-- begin Records for this task --

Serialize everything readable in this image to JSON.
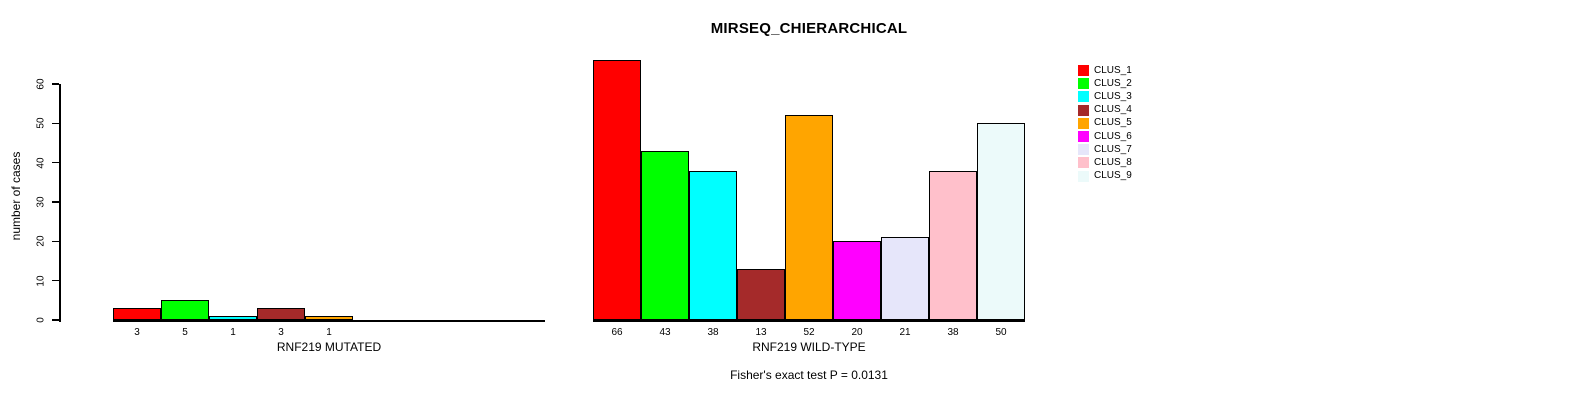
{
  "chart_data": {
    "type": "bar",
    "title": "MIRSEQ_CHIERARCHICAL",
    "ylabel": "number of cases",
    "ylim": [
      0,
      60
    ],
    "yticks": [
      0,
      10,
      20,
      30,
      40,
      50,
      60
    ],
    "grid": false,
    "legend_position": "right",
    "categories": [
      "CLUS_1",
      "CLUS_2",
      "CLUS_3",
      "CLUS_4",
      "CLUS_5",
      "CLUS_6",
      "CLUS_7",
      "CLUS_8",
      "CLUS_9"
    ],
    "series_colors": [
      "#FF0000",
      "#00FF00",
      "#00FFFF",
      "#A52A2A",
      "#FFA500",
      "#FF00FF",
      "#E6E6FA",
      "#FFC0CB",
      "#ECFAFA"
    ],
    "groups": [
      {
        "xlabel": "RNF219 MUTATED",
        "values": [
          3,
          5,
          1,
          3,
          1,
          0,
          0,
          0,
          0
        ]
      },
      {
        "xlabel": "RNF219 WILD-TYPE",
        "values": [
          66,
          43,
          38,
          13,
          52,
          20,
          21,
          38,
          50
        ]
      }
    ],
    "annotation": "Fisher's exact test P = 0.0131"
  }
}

-- end Records for this task --
-- begin Records for this task --

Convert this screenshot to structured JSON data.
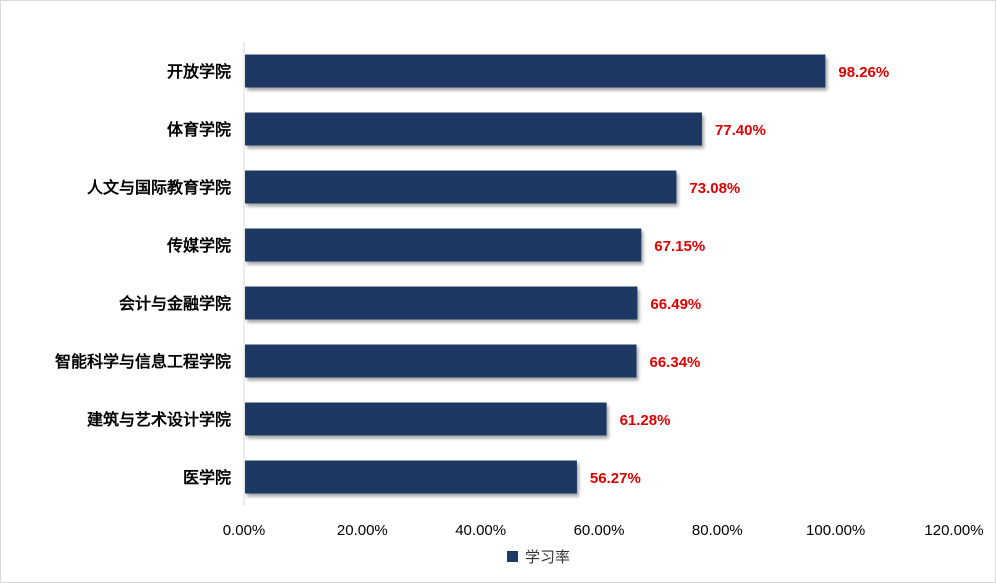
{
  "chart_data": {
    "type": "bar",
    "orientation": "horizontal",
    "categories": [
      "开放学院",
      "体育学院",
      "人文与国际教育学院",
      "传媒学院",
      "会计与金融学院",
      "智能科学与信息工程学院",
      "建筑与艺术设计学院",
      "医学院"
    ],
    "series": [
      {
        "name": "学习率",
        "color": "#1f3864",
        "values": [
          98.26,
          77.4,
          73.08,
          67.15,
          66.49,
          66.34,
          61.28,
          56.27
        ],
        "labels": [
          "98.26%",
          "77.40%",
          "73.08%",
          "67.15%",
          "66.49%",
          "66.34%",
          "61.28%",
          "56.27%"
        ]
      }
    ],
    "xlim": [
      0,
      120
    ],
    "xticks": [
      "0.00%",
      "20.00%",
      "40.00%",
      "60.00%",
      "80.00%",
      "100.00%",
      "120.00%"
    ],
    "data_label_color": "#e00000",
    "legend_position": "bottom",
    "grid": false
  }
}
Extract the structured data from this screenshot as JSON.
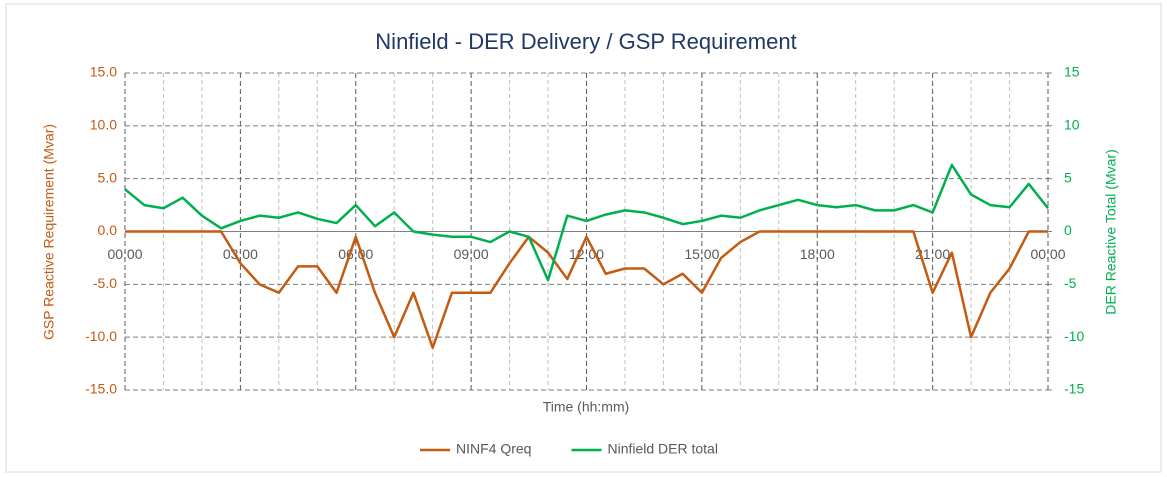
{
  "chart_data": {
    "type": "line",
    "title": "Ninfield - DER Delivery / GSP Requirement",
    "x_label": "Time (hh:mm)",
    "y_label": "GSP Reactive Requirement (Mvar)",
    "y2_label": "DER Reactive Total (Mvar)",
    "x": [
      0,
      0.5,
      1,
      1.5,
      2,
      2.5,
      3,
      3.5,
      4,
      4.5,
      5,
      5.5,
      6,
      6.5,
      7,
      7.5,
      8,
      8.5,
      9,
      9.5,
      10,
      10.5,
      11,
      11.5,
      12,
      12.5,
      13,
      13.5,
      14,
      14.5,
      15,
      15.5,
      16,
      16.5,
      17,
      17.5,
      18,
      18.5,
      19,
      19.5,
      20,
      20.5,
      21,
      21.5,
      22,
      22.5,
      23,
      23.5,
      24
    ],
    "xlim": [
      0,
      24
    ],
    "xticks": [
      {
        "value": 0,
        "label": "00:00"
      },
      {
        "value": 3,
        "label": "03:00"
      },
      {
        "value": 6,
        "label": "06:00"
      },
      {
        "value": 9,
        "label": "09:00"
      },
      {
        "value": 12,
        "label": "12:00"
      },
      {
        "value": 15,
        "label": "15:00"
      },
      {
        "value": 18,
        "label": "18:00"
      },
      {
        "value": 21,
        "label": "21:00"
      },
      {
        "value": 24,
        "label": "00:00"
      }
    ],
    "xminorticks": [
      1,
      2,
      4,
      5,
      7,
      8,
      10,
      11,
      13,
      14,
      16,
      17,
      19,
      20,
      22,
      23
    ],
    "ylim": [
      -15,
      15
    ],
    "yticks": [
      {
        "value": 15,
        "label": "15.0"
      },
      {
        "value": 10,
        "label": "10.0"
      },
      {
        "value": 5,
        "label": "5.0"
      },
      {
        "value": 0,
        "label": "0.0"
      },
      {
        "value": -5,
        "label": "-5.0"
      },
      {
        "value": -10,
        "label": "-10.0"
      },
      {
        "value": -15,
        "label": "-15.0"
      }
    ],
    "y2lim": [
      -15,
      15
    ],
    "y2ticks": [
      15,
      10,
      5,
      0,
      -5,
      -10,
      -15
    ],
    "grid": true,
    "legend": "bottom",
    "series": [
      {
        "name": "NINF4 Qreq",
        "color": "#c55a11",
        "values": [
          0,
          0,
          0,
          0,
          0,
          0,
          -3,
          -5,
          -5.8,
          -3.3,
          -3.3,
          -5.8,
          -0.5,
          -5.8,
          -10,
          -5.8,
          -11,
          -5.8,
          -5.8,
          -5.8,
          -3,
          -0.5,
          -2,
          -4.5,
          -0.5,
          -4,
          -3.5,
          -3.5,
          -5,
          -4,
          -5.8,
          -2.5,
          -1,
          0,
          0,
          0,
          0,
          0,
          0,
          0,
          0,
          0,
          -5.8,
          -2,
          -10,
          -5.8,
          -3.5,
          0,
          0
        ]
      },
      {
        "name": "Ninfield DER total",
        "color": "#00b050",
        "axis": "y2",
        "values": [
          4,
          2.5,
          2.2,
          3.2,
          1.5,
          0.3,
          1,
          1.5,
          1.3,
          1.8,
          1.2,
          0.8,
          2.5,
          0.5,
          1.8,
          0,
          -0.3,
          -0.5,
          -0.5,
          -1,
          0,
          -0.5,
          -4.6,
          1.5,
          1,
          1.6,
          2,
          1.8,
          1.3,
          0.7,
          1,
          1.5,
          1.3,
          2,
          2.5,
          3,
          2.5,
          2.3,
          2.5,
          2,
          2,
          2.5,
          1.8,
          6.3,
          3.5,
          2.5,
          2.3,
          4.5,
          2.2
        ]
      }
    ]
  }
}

-- end Records for this task --
-- begin Records for this task --

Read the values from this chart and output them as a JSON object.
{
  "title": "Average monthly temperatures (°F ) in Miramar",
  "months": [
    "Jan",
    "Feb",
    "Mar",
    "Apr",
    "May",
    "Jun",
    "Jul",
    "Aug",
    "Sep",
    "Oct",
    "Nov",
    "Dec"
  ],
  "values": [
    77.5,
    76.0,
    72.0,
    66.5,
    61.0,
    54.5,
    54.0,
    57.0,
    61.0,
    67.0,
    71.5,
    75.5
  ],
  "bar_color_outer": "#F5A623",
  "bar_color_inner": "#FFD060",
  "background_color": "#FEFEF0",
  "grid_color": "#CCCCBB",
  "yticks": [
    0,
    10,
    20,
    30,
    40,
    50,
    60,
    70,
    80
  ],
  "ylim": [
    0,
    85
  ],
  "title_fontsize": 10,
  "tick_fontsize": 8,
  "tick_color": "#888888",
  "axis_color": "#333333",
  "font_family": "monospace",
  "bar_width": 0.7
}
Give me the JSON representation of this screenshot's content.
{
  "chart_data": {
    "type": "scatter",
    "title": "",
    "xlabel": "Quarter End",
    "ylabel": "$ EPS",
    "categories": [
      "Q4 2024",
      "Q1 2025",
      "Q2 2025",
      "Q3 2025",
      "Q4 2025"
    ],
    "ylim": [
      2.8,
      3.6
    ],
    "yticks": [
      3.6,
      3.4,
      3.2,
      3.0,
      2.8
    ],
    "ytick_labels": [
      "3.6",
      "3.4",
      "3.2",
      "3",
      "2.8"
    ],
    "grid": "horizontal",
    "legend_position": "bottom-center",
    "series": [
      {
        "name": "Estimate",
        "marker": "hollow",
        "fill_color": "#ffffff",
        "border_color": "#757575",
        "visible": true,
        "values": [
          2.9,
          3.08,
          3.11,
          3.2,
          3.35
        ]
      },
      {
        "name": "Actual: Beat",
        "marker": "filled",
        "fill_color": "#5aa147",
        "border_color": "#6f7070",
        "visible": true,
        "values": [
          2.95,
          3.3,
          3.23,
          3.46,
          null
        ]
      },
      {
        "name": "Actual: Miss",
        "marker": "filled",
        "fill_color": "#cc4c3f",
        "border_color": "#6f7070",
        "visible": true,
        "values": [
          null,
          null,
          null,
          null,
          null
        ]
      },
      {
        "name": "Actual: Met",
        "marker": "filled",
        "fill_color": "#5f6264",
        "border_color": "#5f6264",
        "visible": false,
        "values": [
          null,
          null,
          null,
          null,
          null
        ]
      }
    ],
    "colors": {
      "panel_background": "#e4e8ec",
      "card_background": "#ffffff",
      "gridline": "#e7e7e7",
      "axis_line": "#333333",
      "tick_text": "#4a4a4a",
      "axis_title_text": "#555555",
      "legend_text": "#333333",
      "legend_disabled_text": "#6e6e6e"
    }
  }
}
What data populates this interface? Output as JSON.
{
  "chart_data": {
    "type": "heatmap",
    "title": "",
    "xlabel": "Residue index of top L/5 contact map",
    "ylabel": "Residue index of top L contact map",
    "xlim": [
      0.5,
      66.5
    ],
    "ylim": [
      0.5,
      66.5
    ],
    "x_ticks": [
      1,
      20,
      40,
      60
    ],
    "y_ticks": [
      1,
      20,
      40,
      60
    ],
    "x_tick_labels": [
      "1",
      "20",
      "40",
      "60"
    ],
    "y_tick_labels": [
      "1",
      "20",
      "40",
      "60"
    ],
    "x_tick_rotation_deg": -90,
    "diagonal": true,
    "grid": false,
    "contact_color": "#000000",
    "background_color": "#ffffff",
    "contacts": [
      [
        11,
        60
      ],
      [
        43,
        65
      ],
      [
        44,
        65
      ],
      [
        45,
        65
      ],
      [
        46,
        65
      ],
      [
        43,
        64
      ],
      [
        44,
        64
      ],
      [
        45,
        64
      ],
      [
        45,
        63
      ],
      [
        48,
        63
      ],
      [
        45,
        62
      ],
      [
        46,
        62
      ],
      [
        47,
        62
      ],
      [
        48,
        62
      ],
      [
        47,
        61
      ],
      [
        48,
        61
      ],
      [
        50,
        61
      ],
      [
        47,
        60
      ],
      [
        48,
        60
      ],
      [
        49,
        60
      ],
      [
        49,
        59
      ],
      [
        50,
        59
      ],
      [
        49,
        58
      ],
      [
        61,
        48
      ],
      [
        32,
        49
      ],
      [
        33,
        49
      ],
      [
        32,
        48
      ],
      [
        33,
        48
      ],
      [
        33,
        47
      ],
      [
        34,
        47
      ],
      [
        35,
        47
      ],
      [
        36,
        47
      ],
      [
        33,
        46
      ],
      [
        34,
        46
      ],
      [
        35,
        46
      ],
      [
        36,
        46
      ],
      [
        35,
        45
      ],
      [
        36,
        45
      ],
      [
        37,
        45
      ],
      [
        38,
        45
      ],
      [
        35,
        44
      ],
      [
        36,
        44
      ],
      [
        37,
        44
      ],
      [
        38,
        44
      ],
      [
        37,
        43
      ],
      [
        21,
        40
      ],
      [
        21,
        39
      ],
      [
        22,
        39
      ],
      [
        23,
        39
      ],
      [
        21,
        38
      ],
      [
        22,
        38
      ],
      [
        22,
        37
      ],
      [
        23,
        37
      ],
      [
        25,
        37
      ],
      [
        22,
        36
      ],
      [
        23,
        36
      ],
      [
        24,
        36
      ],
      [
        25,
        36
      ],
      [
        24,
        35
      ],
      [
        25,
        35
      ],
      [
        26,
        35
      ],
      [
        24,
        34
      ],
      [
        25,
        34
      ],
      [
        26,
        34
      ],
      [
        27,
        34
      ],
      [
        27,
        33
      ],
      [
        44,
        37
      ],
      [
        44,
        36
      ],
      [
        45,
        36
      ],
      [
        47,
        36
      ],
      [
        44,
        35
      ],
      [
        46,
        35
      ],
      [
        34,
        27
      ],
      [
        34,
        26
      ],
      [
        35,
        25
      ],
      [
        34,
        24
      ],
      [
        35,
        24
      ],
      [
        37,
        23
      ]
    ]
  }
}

-- end Records for this task --

What you will do: Gather up, from the records above, each line where the word "Ninfield" appears.

The completed task:
    "title": "Ninfield - DER Delivery / GSP Requirement",
        "name": "Ninfield DER total",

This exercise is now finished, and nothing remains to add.